** start Supplied records **
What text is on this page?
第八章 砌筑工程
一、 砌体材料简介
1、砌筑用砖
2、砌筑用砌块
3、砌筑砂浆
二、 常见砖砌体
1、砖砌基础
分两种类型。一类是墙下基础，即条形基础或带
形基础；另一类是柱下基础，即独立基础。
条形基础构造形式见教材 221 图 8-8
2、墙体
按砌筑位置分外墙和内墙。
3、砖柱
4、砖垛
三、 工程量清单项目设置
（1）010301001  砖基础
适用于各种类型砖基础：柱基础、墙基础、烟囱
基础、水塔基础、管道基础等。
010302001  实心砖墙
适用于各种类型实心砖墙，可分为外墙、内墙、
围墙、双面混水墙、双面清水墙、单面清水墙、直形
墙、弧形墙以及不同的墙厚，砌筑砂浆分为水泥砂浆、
** end Supplied records **
Your task:
Write the data out again in full and exactly.

The output:
What text is on this page?
第八章 砌筑工程
一、 砌体材料简介
1、砌筑用砖
2、砌筑用砌块
3、砌筑砂浆
二、 常见砖砌体
1、砖砌基础
分两种类型。一类是墙下基础，即条形基础或带
形基础；另一类是柱下基础，即独立基础。
条形基础构造形式见教材 221 图 8-8
2、墙体
按砌筑位置分外墙和内墙。
3、砖柱
4、砖垛
三、 工程量清单项目设置
（1）010301001  砖基础
适用于各种类型砖基础：柱基础、墙基础、烟囱
基础、水塔基础、管道基础等。
010302001  实心砖墙
适用于各种类型实心砖墙，可分为外墙、内墙、
围墙、双面混水墙、双面清水墙、单面清水墙、直形
墙、弧形墙以及不同的墙厚，砌筑砂浆分为水泥砂浆、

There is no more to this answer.